INSTRUCTIONS TO FOLLOW :: Filter the listing below, copying every line in which the word "National" appears.

◆ ◆ ◆

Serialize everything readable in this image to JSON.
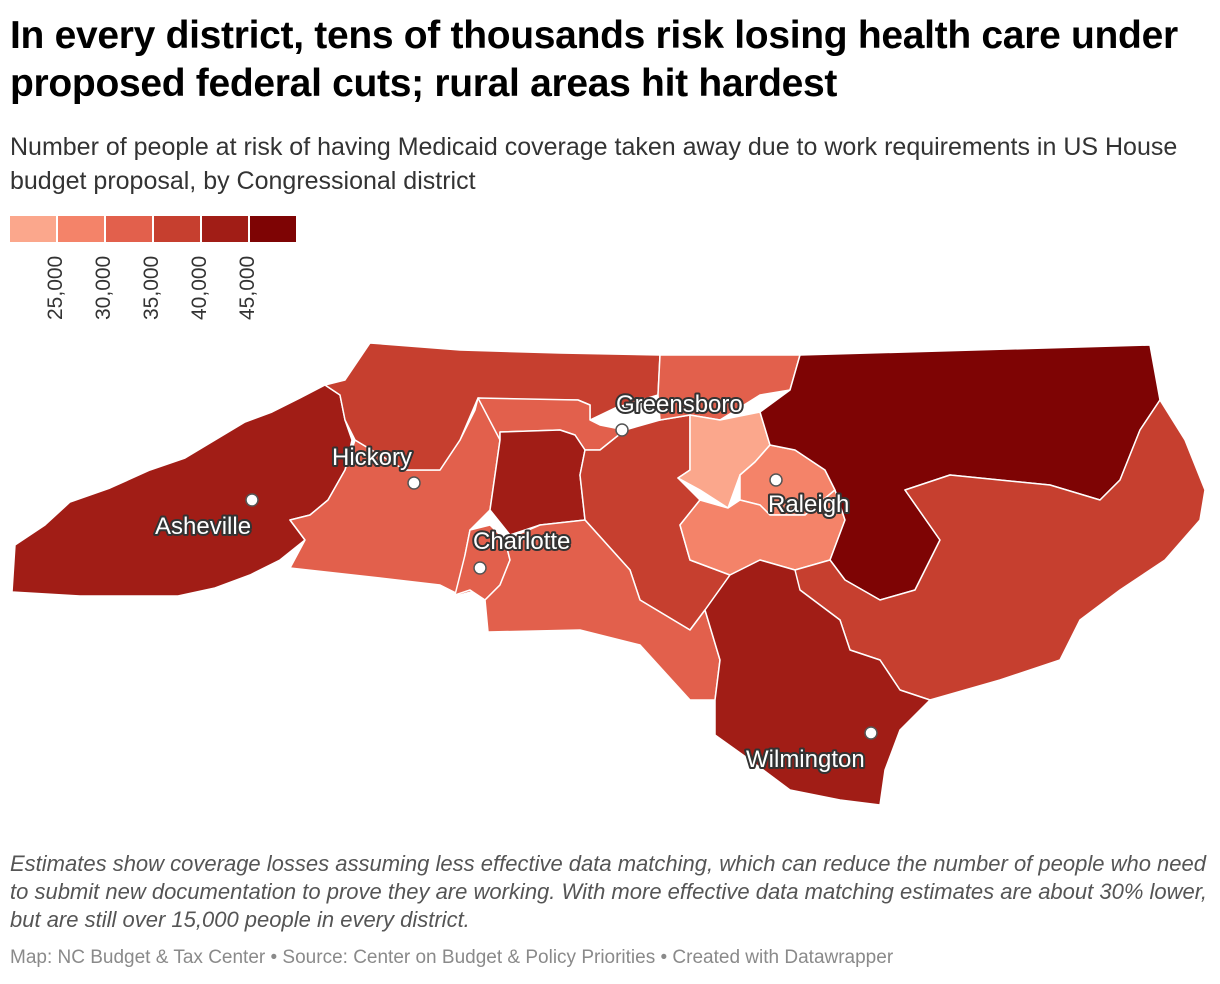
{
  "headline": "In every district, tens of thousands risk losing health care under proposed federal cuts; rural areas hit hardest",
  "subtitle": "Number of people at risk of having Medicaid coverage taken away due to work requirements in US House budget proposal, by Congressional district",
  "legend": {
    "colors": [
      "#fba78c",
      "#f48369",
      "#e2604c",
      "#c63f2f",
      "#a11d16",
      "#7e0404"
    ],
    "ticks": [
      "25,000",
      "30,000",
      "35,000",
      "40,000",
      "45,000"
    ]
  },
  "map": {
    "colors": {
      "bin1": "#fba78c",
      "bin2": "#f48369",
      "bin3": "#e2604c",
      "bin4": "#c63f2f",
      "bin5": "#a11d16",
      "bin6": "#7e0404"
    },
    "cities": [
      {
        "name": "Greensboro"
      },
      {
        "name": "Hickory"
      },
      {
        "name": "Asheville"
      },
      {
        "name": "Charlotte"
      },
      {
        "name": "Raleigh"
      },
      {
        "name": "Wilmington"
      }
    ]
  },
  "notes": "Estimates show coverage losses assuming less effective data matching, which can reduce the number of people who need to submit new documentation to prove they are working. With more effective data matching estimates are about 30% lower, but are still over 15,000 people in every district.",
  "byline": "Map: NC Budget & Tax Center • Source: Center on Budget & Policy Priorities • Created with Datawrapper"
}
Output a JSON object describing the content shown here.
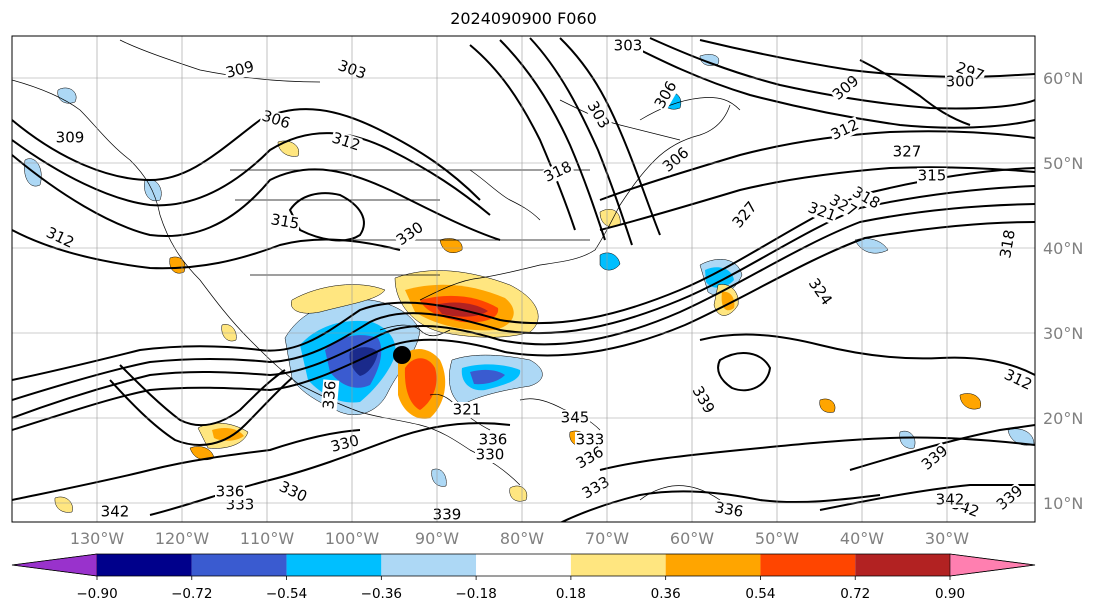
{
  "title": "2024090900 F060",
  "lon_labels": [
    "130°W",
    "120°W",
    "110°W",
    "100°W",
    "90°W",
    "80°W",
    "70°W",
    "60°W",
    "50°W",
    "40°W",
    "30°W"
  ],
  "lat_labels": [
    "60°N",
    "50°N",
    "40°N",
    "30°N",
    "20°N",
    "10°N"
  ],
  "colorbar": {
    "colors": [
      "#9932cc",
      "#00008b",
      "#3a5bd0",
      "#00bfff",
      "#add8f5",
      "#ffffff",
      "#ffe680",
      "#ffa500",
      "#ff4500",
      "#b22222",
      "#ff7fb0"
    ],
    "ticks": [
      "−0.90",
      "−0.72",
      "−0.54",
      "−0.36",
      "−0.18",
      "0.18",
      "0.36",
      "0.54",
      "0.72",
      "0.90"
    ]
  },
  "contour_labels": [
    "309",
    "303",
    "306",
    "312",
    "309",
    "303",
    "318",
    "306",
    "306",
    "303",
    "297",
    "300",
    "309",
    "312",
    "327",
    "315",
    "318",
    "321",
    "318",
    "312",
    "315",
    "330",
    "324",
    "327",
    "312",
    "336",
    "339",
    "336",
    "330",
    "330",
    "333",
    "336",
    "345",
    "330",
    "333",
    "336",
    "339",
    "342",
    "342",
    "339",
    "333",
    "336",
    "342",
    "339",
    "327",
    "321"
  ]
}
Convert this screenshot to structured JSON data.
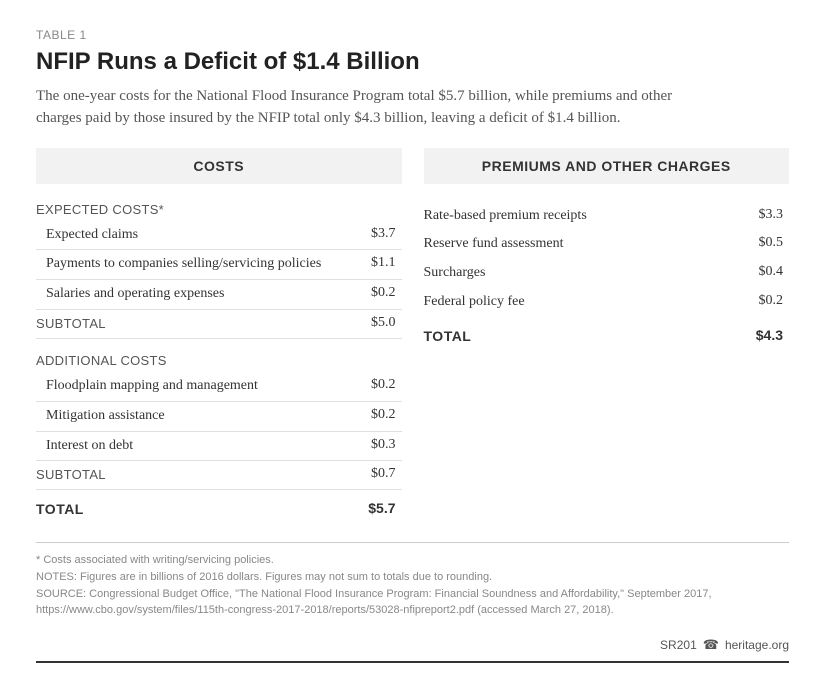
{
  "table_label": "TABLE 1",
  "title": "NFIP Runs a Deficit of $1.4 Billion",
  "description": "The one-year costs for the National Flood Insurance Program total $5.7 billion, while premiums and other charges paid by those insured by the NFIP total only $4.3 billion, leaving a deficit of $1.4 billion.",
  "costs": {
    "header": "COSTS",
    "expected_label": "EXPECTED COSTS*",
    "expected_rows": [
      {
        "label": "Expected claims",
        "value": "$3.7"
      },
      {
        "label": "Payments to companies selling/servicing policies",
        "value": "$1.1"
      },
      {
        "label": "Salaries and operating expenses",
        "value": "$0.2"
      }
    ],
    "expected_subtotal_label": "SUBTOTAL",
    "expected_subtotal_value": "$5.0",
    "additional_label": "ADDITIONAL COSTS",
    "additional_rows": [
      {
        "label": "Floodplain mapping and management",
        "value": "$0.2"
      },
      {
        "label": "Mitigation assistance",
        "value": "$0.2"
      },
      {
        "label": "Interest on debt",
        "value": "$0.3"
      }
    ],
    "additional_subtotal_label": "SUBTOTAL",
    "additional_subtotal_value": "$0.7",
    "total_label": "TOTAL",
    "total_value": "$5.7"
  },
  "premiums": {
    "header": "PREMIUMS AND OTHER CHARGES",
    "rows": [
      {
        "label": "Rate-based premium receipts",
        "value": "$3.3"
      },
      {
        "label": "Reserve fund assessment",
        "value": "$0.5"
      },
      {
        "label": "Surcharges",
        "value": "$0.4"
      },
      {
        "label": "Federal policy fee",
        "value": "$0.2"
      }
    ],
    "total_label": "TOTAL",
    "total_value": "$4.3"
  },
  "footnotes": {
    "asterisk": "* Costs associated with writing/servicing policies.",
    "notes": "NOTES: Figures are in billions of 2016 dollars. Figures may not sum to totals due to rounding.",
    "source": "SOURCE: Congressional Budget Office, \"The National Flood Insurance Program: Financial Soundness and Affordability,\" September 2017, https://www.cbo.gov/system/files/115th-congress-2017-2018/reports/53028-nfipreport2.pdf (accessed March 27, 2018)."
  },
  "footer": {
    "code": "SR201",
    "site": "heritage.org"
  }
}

◆ ◆ ◆

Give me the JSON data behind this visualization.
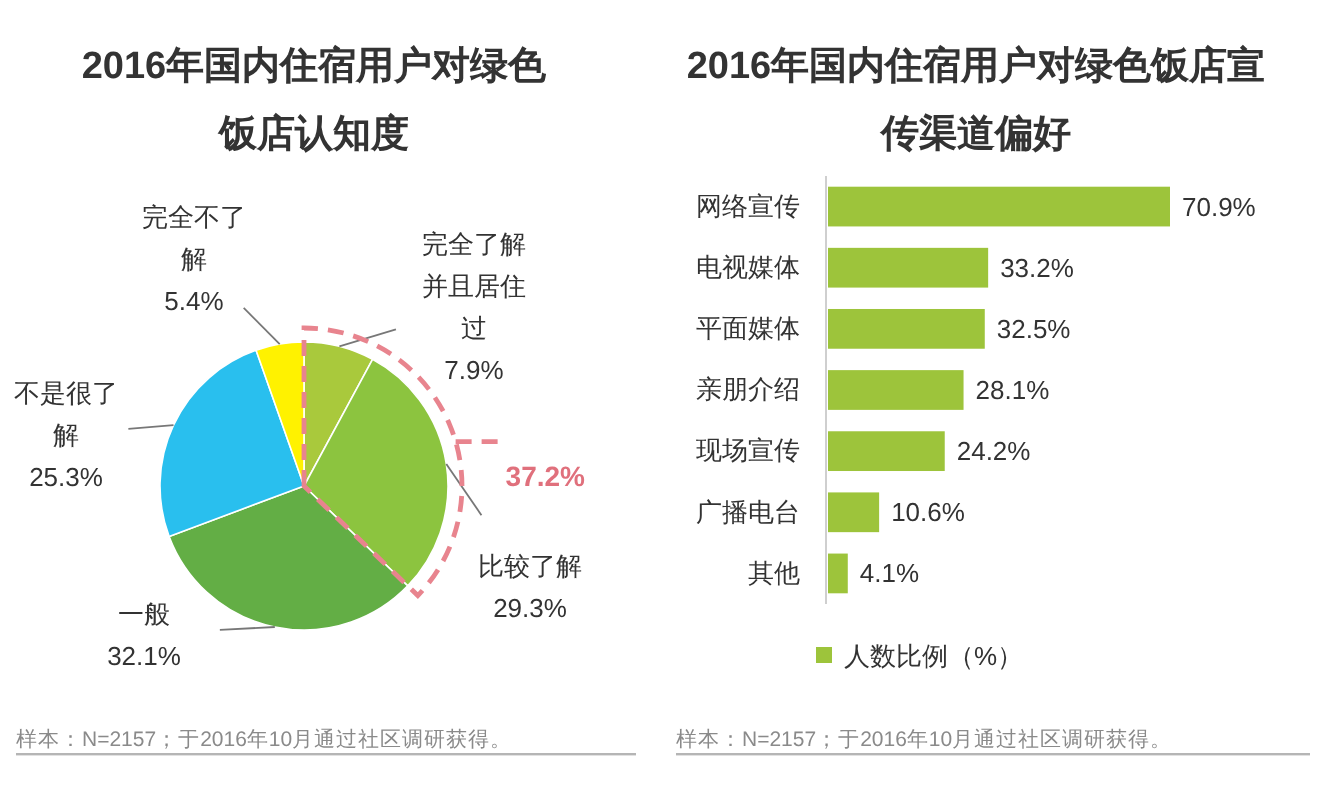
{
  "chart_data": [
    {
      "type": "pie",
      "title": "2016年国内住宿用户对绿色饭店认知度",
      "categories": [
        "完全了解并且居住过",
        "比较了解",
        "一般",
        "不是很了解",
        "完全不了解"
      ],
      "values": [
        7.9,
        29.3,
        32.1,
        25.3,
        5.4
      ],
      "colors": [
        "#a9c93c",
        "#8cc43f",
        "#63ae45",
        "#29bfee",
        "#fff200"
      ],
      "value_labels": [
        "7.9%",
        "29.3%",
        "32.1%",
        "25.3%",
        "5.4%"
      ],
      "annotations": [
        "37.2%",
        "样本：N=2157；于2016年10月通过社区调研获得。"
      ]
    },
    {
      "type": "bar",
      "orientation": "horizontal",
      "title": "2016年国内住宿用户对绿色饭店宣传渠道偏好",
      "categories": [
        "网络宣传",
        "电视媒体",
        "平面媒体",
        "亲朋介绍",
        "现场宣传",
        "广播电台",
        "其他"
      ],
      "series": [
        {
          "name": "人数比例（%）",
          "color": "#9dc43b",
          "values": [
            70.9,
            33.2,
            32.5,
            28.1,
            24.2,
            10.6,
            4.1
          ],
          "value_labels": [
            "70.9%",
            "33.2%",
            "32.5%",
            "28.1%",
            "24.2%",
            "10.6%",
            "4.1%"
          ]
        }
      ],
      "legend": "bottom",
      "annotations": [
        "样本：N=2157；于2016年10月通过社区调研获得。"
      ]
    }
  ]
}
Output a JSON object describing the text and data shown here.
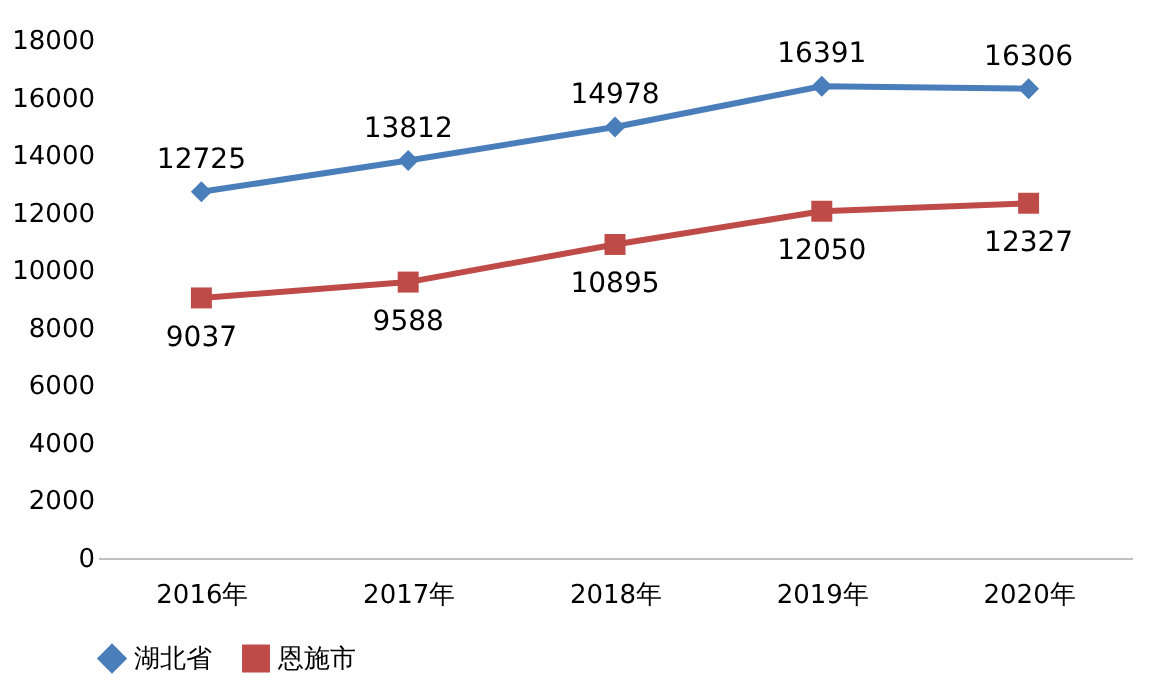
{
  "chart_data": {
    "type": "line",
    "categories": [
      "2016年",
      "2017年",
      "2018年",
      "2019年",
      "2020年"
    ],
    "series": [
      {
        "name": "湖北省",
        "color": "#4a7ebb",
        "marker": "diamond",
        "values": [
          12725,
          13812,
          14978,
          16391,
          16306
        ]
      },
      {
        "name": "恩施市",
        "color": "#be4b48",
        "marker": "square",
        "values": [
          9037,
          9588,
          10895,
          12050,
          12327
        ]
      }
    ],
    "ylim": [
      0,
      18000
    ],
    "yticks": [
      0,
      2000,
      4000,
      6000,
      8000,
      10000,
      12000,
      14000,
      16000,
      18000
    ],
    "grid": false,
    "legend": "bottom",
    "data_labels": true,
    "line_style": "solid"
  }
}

◆ ◆ ◆

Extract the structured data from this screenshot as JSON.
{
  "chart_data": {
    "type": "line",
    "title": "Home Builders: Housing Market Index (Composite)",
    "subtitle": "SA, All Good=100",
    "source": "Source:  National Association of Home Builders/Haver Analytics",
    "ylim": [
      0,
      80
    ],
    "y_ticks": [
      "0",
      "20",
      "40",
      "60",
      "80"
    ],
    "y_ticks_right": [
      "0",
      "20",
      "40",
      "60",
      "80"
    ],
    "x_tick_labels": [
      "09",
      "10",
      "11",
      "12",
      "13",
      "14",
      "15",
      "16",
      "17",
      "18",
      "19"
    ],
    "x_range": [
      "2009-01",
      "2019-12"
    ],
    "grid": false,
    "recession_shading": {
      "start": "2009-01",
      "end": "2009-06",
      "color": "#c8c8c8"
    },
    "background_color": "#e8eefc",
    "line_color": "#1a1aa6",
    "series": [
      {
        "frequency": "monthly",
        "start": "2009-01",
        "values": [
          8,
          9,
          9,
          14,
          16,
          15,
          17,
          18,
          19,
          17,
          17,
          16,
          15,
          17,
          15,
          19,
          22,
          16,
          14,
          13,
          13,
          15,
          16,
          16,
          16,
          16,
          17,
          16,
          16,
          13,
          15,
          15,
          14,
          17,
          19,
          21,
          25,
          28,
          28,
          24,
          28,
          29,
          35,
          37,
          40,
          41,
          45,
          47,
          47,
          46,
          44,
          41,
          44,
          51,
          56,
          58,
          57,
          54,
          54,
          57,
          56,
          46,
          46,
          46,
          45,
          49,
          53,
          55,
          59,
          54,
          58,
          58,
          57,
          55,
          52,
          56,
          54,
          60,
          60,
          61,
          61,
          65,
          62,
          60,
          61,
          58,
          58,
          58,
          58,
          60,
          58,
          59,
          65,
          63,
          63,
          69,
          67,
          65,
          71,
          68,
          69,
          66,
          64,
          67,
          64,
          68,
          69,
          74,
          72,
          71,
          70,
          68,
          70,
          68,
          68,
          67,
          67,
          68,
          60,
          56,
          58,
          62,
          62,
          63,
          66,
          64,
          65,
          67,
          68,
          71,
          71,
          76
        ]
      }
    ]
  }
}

◆ ◆ ◆

ANSWER TO THE TASK ::
  "description": "The one-year costs for the National Flood Insurance Program total $5.7 billion, while premiums and other charges paid by those insured by the NFIP total only $4.3 billion, leaving a deficit of $1.4 billion.",
    "source": "SOURCE: Congressional Budget Office, \"The National Flood Insurance Program: Financial Soundness and Affordability,\" September 2017, https://www.cbo.gov/system/files/115th-congress-2017-2018/reports/53028-nfipreport2.pdf (accessed March 27, 2018)."
    "source": "Source:  National Association of Home Builders/Haver Analytics",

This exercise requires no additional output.